Identify every line in the records below that contains the word "Predicted", and copy each of those lines.

**MATERIAL SUPPLIED:**
— Begin —

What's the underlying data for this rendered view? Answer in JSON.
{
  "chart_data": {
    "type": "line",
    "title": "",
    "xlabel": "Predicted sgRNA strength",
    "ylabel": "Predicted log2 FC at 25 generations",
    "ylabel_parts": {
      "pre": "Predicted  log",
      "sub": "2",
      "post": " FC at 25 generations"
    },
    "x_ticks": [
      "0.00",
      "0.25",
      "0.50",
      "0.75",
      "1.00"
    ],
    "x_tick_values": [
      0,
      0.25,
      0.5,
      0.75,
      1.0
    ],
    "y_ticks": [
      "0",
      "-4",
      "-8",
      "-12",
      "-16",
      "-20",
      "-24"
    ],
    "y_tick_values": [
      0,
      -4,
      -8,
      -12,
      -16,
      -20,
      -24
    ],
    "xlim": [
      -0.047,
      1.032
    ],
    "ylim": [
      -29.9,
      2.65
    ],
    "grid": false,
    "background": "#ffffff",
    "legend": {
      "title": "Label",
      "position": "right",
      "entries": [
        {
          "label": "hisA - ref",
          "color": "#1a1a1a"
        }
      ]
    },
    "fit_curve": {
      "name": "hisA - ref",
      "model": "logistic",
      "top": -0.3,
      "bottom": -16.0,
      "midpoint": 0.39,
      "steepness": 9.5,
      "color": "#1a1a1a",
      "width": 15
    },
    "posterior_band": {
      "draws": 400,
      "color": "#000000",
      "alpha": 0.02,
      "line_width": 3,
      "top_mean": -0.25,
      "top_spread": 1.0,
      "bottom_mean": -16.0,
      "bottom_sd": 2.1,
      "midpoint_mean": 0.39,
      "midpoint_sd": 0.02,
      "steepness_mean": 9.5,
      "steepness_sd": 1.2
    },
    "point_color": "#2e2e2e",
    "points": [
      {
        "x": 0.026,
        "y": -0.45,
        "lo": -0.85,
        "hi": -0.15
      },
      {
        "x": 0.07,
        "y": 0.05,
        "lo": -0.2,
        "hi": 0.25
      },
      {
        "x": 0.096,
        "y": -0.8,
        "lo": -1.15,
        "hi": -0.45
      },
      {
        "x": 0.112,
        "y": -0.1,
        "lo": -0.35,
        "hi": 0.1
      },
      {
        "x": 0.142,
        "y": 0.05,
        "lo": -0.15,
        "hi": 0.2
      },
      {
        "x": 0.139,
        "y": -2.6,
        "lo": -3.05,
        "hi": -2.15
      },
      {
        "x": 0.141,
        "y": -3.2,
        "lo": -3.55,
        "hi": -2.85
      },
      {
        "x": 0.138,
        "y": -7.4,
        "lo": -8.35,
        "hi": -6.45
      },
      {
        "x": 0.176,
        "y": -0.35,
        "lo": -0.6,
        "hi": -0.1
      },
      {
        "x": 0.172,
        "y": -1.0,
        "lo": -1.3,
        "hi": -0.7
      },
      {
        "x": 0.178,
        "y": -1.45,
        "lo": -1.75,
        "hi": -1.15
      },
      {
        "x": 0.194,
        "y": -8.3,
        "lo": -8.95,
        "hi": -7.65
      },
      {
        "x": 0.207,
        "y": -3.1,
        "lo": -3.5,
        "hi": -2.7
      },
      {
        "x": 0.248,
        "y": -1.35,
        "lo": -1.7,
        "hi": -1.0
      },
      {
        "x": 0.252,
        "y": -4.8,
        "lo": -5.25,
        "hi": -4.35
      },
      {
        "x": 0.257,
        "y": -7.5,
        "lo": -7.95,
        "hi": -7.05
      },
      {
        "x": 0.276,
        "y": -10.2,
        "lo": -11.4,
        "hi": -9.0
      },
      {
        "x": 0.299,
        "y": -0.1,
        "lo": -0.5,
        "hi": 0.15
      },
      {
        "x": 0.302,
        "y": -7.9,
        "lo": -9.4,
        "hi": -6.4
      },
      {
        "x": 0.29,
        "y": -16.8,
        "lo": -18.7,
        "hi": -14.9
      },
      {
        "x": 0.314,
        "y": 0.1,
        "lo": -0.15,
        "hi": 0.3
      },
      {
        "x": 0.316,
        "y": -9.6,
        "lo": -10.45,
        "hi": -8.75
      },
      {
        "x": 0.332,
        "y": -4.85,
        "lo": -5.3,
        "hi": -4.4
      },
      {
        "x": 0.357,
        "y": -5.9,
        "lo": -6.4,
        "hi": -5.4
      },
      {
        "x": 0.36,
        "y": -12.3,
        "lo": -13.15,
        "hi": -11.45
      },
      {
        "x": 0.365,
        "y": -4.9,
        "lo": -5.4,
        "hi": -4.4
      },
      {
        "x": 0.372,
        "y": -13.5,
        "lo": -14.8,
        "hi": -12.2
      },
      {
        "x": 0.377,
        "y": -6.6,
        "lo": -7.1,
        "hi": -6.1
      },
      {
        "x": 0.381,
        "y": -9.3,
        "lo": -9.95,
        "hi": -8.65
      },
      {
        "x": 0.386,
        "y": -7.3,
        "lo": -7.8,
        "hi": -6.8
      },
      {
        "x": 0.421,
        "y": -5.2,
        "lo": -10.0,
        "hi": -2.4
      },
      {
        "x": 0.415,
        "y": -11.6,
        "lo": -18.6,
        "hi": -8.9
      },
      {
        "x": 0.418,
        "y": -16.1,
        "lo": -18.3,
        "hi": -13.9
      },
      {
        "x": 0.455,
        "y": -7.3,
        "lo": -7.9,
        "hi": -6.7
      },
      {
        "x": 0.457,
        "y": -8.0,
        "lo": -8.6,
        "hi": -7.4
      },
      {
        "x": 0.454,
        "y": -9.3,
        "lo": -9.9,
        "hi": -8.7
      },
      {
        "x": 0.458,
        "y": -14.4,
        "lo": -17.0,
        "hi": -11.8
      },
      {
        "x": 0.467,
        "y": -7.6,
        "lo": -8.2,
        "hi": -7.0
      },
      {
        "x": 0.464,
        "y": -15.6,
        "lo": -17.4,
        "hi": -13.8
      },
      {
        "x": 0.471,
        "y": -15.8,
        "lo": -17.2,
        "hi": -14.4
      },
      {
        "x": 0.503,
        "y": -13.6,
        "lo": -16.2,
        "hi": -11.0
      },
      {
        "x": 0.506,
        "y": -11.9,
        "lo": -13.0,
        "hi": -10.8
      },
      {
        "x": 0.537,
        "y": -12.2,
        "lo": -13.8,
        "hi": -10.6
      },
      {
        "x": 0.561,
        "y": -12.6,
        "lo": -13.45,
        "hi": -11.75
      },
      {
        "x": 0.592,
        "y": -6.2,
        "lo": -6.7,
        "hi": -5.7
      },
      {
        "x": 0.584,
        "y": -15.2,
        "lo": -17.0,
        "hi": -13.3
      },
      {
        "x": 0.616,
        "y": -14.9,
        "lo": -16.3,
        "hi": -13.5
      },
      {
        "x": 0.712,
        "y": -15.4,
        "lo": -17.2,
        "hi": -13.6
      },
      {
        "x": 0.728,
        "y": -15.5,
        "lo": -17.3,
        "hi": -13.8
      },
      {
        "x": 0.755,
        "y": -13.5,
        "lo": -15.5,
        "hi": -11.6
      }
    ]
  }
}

— End —

**ANSWER TO THE PROBLEM:**
    "xlabel": "Predicted sgRNA strength",
    "ylabel": "Predicted log2 FC at 25 generations",
      "pre": "Predicted  log",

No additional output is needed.